#### What is needed
In full and without alteration, give the listing again.

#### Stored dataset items
----
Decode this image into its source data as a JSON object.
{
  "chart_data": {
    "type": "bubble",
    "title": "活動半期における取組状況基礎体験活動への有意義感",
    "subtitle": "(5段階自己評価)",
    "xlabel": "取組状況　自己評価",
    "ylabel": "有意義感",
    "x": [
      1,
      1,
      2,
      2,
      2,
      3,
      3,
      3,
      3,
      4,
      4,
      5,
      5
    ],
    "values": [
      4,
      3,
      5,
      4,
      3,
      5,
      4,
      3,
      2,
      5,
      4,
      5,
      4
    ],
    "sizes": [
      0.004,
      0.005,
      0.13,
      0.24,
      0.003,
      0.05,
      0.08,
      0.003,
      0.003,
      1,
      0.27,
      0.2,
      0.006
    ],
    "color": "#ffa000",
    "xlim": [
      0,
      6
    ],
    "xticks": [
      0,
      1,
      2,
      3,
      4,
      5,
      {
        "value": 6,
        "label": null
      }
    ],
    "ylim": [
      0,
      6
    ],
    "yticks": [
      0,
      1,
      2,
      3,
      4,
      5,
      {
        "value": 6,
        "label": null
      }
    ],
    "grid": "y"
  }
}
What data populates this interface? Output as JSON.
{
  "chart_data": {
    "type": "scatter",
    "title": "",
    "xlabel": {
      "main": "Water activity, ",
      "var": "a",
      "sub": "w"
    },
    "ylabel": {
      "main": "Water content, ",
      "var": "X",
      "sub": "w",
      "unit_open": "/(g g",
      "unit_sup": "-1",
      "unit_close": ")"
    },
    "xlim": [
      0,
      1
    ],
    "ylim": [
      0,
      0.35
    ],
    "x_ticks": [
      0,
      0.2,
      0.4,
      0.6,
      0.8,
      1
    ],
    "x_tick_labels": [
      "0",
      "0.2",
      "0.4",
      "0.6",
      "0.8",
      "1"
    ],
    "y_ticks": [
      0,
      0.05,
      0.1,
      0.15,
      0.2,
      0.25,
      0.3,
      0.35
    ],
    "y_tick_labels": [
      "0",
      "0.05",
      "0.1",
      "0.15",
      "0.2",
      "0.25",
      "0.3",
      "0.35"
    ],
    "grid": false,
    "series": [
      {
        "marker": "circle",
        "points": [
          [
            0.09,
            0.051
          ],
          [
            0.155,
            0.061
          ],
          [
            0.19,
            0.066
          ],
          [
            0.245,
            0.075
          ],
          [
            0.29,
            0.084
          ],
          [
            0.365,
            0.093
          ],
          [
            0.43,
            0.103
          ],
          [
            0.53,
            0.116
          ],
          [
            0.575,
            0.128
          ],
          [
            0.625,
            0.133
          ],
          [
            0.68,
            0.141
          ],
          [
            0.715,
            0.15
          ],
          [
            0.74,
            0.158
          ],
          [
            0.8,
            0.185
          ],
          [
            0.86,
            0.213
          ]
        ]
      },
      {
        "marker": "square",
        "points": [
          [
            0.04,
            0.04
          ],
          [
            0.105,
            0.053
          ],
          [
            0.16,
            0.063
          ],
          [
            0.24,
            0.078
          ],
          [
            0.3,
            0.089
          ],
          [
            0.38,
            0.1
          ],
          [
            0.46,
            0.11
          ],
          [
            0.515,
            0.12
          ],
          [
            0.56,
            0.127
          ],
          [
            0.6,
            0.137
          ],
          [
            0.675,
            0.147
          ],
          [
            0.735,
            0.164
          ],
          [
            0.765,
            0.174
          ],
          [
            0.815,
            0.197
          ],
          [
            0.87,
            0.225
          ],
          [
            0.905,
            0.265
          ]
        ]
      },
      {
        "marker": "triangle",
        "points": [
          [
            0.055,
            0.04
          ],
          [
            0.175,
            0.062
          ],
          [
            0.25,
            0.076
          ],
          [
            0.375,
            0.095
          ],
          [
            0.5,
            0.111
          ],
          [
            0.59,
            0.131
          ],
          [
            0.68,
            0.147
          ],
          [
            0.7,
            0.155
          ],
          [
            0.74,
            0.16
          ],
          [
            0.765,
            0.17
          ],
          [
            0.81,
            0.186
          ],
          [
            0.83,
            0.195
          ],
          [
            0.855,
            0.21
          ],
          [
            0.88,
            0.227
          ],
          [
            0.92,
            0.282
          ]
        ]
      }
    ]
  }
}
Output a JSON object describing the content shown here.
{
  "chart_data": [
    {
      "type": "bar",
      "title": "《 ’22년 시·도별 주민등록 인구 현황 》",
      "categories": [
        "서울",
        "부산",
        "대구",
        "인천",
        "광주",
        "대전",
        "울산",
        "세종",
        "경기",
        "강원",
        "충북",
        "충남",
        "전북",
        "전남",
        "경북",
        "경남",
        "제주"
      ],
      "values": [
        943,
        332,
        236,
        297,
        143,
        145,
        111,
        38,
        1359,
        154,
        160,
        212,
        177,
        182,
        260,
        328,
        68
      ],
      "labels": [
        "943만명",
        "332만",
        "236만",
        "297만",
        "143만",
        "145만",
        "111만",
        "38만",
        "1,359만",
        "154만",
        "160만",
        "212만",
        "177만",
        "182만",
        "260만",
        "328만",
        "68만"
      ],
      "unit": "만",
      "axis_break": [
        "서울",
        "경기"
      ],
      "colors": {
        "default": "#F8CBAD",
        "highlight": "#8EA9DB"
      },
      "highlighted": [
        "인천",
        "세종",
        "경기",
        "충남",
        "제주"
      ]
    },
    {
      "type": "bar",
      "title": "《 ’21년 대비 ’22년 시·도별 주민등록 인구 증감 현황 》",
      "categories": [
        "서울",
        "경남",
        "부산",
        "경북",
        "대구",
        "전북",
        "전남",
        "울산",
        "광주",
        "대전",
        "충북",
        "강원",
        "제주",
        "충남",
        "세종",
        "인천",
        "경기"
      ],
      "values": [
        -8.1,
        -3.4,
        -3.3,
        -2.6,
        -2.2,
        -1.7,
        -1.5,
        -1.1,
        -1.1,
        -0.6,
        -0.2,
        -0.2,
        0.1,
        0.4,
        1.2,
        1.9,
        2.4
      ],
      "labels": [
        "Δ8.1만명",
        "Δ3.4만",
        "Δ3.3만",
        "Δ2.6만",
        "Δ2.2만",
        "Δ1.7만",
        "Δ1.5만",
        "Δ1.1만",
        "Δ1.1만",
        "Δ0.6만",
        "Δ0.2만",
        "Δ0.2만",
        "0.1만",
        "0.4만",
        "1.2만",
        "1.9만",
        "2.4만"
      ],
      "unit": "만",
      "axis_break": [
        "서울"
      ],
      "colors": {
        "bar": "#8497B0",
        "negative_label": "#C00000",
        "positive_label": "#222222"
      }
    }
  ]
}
----
#### Solved problem
Decode this image into its source data as a JSON object.
{
  "chart_data": {
    "type": "bubble",
    "title": "活動半期における取組状況基礎体験活動への有意義感",
    "subtitle": "(5段階自己評価)",
    "xlabel": "取組状況　自己評価",
    "ylabel": "有意義感",
    "x": [
      1,
      1,
      2,
      2,
      2,
      3,
      3,
      3,
      3,
      4,
      4,
      5,
      5
    ],
    "values": [
      4,
      3,
      5,
      4,
      3,
      5,
      4,
      3,
      2,
      5,
      4,
      5,
      4
    ],
    "sizes": [
      0.004,
      0.005,
      0.13,
      0.24,
      0.003,
      0.05,
      0.08,
      0.003,
      0.003,
      1,
      0.27,
      0.2,
      0.006
    ],
    "color": "#ffa000",
    "xlim": [
      0,
      6
    ],
    "xticks": [
      0,
      1,
      2,
      3,
      4,
      5,
      {
        "value": 6,
        "label": null
      }
    ],
    "ylim": [
      0,
      6
    ],
    "yticks": [
      0,
      1,
      2,
      3,
      4,
      5,
      {
        "value": 6,
        "label": null
      }
    ],
    "grid": "y"
  }
}
What data populates this interface? Output as JSON.
{
  "chart_data": {
    "type": "scatter",
    "title": "",
    "xlabel": {
      "main": "Water activity, ",
      "var": "a",
      "sub": "w"
    },
    "ylabel": {
      "main": "Water content, ",
      "var": "X",
      "sub": "w",
      "unit_open": "/(g g",
      "unit_sup": "-1",
      "unit_close": ")"
    },
    "xlim": [
      0,
      1
    ],
    "ylim": [
      0,
      0.35
    ],
    "x_ticks": [
      0,
      0.2,
      0.4,
      0.6,
      0.8,
      1
    ],
    "x_tick_labels": [
      "0",
      "0.2",
      "0.4",
      "0.6",
      "0.8",
      "1"
    ],
    "y_ticks": [
      0,
      0.05,
      0.1,
      0.15,
      0.2,
      0.25,
      0.3,
      0.35
    ],
    "y_tick_labels": [
      "0",
      "0.05",
      "0.1",
      "0.15",
      "0.2",
      "0.25",
      "0.3",
      "0.35"
    ],
    "grid": false,
    "series": [
      {
        "marker": "circle",
        "points": [
          [
            0.09,
            0.051
          ],
          [
            0.155,
            0.061
          ],
          [
            0.19,
            0.066
          ],
          [
            0.245,
            0.075
          ],
          [
            0.29,
            0.084
          ],
          [
            0.365,
            0.093
          ],
          [
            0.43,
            0.103
          ],
          [
            0.53,
            0.116
          ],
          [
            0.575,
            0.128
          ],
          [
            0.625,
            0.133
          ],
          [
            0.68,
            0.141
          ],
          [
            0.715,
            0.15
          ],
          [
            0.74,
            0.158
          ],
          [
            0.8,
            0.185
          ],
          [
            0.86,
            0.213
          ]
        ]
      },
      {
        "marker": "square",
        "points": [
          [
            0.04,
            0.04
          ],
          [
            0.105,
            0.053
          ],
          [
            0.16,
            0.063
          ],
          [
            0.24,
            0.078
          ],
          [
            0.3,
            0.089
          ],
          [
            0.38,
            0.1
          ],
          [
            0.46,
            0.11
          ],
          [
            0.515,
            0.12
          ],
          [
            0.56,
            0.127
          ],
          [
            0.6,
            0.137
          ],
          [
            0.675,
            0.147
          ],
          [
            0.735,
            0.164
          ],
          [
            0.765,
            0.174
          ],
          [
            0.815,
            0.197
          ],
          [
            0.87,
            0.225
          ],
          [
            0.905,
            0.265
          ]
        ]
      },
      {
        "marker": "triangle",
        "points": [
          [
            0.055,
            0.04
          ],
          [
            0.175,
            0.062
          ],
          [
            0.25,
            0.076
          ],
          [
            0.375,
            0.095
          ],
          [
            0.5,
            0.111
          ],
          [
            0.59,
            0.131
          ],
          [
            0.68,
            0.147
          ],
          [
            0.7,
            0.155
          ],
          [
            0.74,
            0.16
          ],
          [
            0.765,
            0.17
          ],
          [
            0.81,
            0.186
          ],
          [
            0.83,
            0.195
          ],
          [
            0.855,
            0.21
          ],
          [
            0.88,
            0.227
          ],
          [
            0.92,
            0.282
          ]
        ]
      }
    ]
  }
}
Output a JSON object describing the content shown here.
{
  "chart_data": [
    {
      "type": "bar",
      "title": "《 ’22년 시·도별 주민등록 인구 현황 》",
      "categories": [
        "서울",
        "부산",
        "대구",
        "인천",
        "광주",
        "대전",
        "울산",
        "세종",
        "경기",
        "강원",
        "충북",
        "충남",
        "전북",
        "전남",
        "경북",
        "경남",
        "제주"
      ],
      "values": [
        943,
        332,
        236,
        297,
        143,
        145,
        111,
        38,
        1359,
        154,
        160,
        212,
        177,
        182,
        260,
        328,
        68
      ],
      "labels": [
        "943만명",
        "332만",
        "236만",
        "297만",
        "143만",
        "145만",
        "111만",
        "38만",
        "1,359만",
        "154만",
        "160만",
        "212만",
        "177만",
        "182만",
        "260만",
        "328만",
        "68만"
      ],
      "unit": "만",
      "axis_break": [
        "서울",
        "경기"
      ],
      "colors": {
        "default": "#F8CBAD",
        "highlight": "#8EA9DB"
      },
      "highlighted": [
        "인천",
        "세종",
        "경기",
        "충남",
        "제주"
      ]
    },
    {
      "type": "bar",
      "title": "《 ’21년 대비 ’22년 시·도별 주민등록 인구 증감 현황 》",
      "categories": [
        "서울",
        "경남",
        "부산",
        "경북",
        "대구",
        "전북",
        "전남",
        "울산",
        "광주",
        "대전",
        "충북",
        "강원",
        "제주",
        "충남",
        "세종",
        "인천",
        "경기"
      ],
      "values": [
        -8.1,
        -3.4,
        -3.3,
        -2.6,
        -2.2,
        -1.7,
        -1.5,
        -1.1,
        -1.1,
        -0.6,
        -0.2,
        -0.2,
        0.1,
        0.4,
        1.2,
        1.9,
        2.4
      ],
      "labels": [
        "Δ8.1만명",
        "Δ3.4만",
        "Δ3.3만",
        "Δ2.6만",
        "Δ2.2만",
        "Δ1.7만",
        "Δ1.5만",
        "Δ1.1만",
        "Δ1.1만",
        "Δ0.6만",
        "Δ0.2만",
        "Δ0.2만",
        "0.1만",
        "0.4만",
        "1.2만",
        "1.9만",
        "2.4만"
      ],
      "unit": "만",
      "axis_break": [
        "서울"
      ],
      "colors": {
        "bar": "#8497B0",
        "negative_label": "#C00000",
        "positive_label": "#222222"
      }
    }
  ]
}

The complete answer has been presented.